DIRECTIONS
Produce an exact copy of the lines from the line containing "Decode this image" through the last line of the entries below, and only those lines.

Figure data in JSON

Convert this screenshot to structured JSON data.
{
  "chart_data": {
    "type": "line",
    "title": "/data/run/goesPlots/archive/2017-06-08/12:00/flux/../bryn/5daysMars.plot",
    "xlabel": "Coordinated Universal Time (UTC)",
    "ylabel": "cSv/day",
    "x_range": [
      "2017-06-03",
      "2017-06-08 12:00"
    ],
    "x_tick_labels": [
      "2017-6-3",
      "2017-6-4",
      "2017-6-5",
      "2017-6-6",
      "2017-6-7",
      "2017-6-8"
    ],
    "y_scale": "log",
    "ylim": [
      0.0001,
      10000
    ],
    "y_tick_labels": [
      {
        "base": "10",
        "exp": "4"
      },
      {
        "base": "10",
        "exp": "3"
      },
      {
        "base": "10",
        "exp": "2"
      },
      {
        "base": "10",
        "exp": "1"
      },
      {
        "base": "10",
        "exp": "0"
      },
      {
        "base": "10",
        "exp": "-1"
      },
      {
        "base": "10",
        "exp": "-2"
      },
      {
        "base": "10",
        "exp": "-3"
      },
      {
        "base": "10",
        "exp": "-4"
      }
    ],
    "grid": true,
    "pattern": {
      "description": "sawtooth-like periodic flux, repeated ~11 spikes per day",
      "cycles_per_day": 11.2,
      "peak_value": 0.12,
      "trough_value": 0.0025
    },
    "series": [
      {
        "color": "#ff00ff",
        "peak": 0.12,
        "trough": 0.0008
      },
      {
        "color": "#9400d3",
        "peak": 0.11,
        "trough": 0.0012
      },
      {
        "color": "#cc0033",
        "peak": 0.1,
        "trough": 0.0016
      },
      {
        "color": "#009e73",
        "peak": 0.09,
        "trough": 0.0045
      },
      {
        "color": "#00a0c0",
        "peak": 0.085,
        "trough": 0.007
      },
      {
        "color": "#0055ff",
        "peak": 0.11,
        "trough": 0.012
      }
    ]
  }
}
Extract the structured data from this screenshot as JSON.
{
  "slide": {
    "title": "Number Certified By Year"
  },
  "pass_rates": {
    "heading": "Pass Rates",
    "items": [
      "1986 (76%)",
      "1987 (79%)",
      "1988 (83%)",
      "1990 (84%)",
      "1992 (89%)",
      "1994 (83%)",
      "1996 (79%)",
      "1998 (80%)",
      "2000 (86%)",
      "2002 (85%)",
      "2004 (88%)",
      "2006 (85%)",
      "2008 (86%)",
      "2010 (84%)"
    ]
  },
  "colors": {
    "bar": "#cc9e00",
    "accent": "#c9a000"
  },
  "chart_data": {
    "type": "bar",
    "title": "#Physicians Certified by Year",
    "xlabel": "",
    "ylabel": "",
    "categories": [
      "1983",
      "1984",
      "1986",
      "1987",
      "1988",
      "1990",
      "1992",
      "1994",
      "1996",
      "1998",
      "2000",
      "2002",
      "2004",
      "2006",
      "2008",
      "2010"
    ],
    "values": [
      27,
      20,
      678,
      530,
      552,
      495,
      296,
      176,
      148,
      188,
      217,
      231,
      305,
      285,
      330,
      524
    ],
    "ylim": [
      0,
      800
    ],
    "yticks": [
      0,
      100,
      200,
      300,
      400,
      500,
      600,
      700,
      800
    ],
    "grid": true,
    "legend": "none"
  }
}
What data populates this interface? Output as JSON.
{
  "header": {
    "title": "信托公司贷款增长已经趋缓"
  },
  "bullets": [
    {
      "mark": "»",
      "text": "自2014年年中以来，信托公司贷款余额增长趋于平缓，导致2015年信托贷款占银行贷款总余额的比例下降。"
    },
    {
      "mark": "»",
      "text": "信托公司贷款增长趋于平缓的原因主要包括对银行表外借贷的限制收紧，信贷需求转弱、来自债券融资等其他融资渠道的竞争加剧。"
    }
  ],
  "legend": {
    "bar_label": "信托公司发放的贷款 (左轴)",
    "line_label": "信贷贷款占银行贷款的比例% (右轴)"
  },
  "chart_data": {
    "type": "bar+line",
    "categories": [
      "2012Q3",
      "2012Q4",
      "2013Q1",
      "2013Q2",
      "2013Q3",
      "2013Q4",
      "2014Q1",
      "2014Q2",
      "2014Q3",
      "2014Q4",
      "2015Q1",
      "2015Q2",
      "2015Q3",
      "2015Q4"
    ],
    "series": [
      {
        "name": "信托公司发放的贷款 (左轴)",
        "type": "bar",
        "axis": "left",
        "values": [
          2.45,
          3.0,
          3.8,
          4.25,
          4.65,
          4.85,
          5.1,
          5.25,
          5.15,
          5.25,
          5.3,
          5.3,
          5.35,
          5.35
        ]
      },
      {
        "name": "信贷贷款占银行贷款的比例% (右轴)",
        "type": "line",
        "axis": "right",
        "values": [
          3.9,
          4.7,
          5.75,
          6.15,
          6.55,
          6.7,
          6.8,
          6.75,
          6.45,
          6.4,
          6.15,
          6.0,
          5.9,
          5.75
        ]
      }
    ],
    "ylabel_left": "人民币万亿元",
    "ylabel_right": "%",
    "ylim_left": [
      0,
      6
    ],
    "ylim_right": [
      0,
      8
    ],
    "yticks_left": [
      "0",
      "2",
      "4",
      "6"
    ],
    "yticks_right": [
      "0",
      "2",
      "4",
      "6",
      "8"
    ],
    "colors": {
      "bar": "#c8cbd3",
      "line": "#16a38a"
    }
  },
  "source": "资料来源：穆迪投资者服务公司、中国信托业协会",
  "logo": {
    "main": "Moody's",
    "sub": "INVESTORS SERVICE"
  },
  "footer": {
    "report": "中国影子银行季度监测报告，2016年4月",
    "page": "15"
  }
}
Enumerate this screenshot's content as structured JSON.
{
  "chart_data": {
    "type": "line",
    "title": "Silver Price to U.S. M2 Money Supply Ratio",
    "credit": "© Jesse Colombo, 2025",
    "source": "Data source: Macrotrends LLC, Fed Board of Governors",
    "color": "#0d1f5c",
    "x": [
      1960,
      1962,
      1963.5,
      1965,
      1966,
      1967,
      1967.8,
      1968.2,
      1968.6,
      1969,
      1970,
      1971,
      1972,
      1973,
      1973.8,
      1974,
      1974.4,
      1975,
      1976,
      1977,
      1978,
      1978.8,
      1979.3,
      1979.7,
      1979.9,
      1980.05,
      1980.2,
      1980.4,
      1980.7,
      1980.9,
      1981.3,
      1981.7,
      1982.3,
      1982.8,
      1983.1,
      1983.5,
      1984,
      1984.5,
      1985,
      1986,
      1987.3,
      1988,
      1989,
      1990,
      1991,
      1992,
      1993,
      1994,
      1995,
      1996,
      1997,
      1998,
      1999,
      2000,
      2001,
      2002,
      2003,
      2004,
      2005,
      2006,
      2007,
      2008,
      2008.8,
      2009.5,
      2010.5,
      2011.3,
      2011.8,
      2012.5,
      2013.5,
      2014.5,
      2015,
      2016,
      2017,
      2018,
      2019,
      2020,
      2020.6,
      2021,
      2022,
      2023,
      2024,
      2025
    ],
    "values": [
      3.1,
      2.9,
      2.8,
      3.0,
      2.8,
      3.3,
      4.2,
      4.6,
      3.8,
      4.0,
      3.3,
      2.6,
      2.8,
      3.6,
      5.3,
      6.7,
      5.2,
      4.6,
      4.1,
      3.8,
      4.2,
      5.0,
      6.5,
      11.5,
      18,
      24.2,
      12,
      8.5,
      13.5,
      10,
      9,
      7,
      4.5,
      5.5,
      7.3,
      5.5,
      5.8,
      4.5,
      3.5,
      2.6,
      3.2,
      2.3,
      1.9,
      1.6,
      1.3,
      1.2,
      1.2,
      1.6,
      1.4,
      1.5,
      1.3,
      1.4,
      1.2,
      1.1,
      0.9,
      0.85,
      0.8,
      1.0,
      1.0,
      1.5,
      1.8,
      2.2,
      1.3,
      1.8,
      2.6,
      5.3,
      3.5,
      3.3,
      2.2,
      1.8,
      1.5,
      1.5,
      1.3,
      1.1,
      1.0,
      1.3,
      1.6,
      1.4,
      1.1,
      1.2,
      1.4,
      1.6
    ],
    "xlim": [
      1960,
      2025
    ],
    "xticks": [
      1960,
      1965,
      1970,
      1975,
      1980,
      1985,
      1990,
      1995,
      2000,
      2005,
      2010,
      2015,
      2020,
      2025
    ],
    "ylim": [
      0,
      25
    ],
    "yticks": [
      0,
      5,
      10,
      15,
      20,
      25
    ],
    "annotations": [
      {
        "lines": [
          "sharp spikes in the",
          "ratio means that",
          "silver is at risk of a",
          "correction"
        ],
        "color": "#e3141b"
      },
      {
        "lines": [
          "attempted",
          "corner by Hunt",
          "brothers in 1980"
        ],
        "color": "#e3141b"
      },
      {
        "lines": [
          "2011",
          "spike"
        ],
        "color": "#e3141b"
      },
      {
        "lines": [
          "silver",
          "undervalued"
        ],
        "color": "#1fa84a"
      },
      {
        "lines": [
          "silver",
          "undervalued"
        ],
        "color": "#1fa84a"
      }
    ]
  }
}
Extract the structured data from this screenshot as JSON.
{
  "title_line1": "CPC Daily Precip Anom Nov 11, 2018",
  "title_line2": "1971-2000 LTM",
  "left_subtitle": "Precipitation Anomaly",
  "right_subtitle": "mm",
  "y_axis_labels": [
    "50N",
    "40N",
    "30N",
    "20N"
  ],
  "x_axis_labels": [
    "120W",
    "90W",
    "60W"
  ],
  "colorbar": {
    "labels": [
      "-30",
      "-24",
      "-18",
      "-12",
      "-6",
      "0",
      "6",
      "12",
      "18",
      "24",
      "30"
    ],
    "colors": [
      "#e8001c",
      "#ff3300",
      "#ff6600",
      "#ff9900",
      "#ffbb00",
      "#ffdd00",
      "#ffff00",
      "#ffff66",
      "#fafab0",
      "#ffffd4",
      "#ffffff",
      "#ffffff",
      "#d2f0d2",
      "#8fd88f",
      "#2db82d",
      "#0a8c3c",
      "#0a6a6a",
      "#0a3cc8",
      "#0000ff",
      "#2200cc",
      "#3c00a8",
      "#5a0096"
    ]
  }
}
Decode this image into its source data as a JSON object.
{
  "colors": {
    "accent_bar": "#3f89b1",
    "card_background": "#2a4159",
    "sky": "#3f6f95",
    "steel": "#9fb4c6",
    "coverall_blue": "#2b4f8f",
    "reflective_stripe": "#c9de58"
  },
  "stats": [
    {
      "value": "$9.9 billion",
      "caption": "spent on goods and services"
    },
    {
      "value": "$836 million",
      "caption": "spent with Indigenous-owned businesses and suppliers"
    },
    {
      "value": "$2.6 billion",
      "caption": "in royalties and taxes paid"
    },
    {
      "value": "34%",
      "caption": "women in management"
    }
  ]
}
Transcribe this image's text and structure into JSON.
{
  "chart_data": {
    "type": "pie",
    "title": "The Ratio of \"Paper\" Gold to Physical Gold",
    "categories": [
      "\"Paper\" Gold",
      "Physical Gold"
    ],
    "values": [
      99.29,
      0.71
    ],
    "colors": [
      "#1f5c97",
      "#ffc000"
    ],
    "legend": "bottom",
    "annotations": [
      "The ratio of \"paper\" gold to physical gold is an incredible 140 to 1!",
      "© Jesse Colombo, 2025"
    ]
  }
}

WRITTEN RESPONSE
Decode this image into its source data as a JSON object.
{
  "colors": {
    "accent_bar": "#3f89b1",
    "card_background": "#2a4159",
    "sky": "#3f6f95",
    "steel": "#9fb4c6",
    "coverall_blue": "#2b4f8f",
    "reflective_stripe": "#c9de58"
  },
  "stats": [
    {
      "value": "$9.9 billion",
      "caption": "spent on goods and services"
    },
    {
      "value": "$836 million",
      "caption": "spent with Indigenous-owned businesses and suppliers"
    },
    {
      "value": "$2.6 billion",
      "caption": "in royalties and taxes paid"
    },
    {
      "value": "34%",
      "caption": "women in management"
    }
  ]
}
Transcribe this image's text and structure into JSON.
{
  "chart_data": {
    "type": "pie",
    "title": "The Ratio of \"Paper\" Gold to Physical Gold",
    "categories": [
      "\"Paper\" Gold",
      "Physical Gold"
    ],
    "values": [
      99.29,
      0.71
    ],
    "colors": [
      "#1f5c97",
      "#ffc000"
    ],
    "legend": "bottom",
    "annotations": [
      "The ratio of \"paper\" gold to physical gold is an incredible 140 to 1!",
      "© Jesse Colombo, 2025"
    ]
  }
}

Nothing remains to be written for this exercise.